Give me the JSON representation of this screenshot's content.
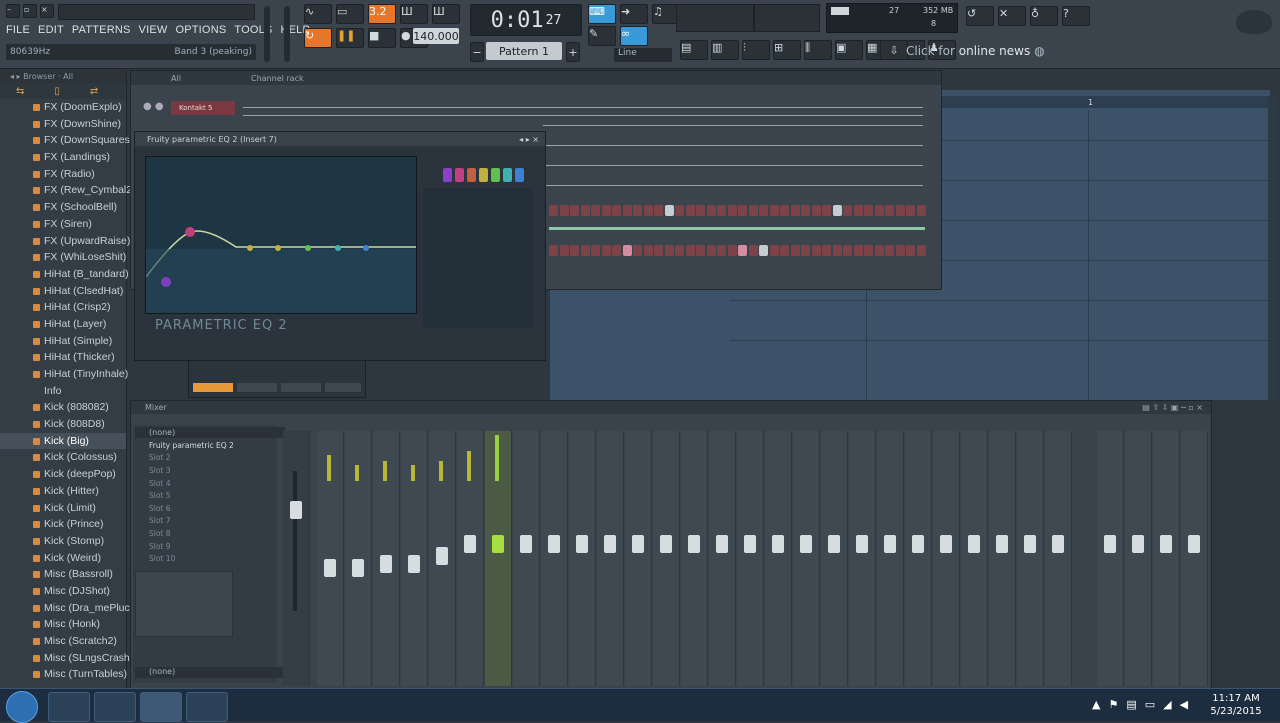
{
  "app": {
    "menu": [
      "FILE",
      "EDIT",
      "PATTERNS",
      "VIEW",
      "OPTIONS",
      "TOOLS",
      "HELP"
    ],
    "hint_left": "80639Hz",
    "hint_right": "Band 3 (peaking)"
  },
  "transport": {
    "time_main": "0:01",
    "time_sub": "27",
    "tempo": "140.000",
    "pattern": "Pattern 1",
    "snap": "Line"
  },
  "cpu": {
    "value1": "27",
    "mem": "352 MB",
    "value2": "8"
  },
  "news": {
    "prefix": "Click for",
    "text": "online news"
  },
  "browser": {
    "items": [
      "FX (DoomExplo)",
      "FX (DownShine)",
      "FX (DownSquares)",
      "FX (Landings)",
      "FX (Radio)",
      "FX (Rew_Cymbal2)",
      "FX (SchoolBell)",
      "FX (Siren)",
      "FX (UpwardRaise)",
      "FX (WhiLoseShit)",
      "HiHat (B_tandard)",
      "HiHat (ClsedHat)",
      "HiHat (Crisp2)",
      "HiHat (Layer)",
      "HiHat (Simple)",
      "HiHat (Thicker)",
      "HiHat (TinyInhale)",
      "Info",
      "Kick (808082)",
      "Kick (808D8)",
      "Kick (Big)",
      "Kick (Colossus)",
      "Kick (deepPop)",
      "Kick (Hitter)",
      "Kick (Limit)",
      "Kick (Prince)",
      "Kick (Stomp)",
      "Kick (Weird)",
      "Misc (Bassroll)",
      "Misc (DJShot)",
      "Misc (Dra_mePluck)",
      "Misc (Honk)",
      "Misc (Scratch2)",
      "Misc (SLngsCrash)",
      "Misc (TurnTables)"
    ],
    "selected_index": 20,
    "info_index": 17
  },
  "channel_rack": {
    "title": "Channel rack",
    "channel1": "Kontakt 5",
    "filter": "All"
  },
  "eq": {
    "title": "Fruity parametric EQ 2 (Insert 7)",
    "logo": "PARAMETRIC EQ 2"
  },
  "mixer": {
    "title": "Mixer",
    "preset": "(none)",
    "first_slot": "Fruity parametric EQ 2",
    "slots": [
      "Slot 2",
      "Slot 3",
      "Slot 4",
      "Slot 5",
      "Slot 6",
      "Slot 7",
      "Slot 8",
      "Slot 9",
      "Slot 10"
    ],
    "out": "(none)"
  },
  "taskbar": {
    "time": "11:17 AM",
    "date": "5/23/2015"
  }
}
◇ ◇ ◇
→ TASK STATEMENT:
Give solely the number of lines in the data that contain the string "Kick".

→ COMPLETED TASK:
10